↓

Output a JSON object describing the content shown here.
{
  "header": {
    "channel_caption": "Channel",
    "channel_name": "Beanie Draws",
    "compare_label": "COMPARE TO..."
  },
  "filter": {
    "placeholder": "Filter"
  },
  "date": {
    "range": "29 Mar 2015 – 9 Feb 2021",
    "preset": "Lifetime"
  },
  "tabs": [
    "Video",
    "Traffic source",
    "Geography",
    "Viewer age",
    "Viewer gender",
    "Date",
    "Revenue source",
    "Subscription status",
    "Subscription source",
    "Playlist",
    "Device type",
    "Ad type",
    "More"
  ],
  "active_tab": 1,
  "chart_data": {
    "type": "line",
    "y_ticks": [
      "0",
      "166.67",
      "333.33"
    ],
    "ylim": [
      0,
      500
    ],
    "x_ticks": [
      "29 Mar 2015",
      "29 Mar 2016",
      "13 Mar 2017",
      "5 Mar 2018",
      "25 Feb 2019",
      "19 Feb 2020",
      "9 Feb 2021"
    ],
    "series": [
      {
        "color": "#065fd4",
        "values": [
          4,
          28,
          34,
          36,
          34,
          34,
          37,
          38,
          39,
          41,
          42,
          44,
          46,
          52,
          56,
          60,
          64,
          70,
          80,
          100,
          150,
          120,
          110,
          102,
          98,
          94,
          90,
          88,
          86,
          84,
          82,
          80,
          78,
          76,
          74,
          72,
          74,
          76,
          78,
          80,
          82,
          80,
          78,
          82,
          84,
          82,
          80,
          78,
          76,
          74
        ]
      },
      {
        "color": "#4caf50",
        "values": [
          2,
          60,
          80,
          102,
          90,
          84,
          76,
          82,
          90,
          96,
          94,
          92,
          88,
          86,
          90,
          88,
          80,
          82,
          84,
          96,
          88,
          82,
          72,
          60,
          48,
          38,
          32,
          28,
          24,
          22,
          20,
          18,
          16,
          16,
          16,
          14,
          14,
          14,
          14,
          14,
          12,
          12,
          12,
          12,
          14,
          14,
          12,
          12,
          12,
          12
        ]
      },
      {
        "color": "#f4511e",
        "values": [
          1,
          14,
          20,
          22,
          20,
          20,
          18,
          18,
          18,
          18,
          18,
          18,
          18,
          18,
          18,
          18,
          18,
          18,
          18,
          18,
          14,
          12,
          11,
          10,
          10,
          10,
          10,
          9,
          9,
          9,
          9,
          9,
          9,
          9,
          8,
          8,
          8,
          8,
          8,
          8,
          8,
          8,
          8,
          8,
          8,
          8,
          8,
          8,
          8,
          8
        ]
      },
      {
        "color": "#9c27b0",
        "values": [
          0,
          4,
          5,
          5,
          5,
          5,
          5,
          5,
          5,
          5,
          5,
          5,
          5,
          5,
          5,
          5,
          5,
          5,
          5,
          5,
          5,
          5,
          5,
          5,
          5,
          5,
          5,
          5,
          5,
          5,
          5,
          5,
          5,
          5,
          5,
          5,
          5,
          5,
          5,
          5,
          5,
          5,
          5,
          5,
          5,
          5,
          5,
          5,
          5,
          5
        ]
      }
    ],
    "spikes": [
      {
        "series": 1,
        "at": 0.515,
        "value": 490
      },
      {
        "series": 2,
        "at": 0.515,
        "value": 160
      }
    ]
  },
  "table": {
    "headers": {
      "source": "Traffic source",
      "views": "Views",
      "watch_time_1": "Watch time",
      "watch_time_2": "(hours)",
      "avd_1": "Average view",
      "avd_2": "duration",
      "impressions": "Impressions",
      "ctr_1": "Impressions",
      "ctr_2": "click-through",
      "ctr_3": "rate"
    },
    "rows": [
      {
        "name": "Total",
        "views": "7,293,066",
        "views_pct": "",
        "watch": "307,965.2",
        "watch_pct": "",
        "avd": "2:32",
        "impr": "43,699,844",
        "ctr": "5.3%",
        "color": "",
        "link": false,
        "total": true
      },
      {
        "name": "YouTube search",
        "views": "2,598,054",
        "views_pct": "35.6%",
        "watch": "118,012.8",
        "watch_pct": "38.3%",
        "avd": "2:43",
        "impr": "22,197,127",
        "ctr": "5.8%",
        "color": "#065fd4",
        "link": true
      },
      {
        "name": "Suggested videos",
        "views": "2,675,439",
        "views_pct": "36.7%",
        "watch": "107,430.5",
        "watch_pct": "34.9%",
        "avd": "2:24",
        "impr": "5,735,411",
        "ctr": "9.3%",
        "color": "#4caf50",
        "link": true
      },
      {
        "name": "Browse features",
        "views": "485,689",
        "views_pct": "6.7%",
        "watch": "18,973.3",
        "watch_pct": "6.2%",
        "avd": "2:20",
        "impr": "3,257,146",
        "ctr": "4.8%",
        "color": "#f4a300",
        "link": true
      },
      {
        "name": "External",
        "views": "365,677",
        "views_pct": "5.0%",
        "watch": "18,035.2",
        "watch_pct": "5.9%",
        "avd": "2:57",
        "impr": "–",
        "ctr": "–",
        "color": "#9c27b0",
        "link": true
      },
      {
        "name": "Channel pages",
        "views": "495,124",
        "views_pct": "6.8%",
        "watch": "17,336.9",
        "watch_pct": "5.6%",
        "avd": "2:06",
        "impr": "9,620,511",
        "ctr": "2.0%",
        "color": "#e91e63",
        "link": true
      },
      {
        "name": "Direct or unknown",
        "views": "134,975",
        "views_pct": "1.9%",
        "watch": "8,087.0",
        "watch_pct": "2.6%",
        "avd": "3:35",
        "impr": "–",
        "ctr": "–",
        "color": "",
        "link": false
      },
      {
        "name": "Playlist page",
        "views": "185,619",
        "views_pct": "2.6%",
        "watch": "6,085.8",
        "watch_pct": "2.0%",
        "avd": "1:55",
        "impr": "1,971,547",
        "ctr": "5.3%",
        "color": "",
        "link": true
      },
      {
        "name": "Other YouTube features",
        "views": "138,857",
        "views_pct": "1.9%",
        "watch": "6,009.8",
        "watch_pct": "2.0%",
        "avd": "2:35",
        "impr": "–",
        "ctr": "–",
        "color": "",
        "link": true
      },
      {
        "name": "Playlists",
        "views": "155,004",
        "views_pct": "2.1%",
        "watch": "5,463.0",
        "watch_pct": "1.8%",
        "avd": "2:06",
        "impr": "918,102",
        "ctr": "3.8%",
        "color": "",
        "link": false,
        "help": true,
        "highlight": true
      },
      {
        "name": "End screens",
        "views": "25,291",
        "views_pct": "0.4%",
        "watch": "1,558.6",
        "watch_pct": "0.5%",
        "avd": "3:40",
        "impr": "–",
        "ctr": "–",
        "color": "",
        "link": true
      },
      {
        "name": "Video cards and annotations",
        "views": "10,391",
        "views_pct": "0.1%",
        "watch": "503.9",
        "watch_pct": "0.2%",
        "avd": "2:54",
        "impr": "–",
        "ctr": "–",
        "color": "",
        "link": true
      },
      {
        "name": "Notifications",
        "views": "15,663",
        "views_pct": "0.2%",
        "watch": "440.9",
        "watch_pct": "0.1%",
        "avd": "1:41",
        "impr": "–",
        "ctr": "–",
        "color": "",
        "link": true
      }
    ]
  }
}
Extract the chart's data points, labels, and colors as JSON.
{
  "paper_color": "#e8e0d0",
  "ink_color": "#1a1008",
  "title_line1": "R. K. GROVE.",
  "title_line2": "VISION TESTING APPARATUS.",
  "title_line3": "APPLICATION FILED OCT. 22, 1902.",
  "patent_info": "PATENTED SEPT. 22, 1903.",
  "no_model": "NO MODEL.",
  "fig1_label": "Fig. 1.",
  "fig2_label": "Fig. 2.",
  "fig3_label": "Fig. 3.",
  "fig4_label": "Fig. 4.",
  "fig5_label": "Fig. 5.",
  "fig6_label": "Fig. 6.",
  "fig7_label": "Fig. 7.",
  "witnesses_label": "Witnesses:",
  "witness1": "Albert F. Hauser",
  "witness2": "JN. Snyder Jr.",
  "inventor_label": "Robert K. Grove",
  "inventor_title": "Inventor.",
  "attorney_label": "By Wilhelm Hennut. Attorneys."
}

↑

* Required task:
Reproduce exactly the lines from the one containing "Extract the chart's" through the last line of the records above, including both, and nothing else.

* Response to this task:
Extract the chart's data points, labels, and colors as JSON.
{
  "paper_color": "#e8e0d0",
  "ink_color": "#1a1008",
  "title_line1": "R. K. GROVE.",
  "title_line2": "VISION TESTING APPARATUS.",
  "title_line3": "APPLICATION FILED OCT. 22, 1902.",
  "patent_info": "PATENTED SEPT. 22, 1903.",
  "no_model": "NO MODEL.",
  "fig1_label": "Fig. 1.",
  "fig2_label": "Fig. 2.",
  "fig3_label": "Fig. 3.",
  "fig4_label": "Fig. 4.",
  "fig5_label": "Fig. 5.",
  "fig6_label": "Fig. 6.",
  "fig7_label": "Fig. 7.",
  "witnesses_label": "Witnesses:",
  "witness1": "Albert F. Hauser",
  "witness2": "JN. Snyder Jr.",
  "inventor_label": "Robert K. Grove",
  "inventor_title": "Inventor.",
  "attorney_label": "By Wilhelm Hennut. Attorneys."
}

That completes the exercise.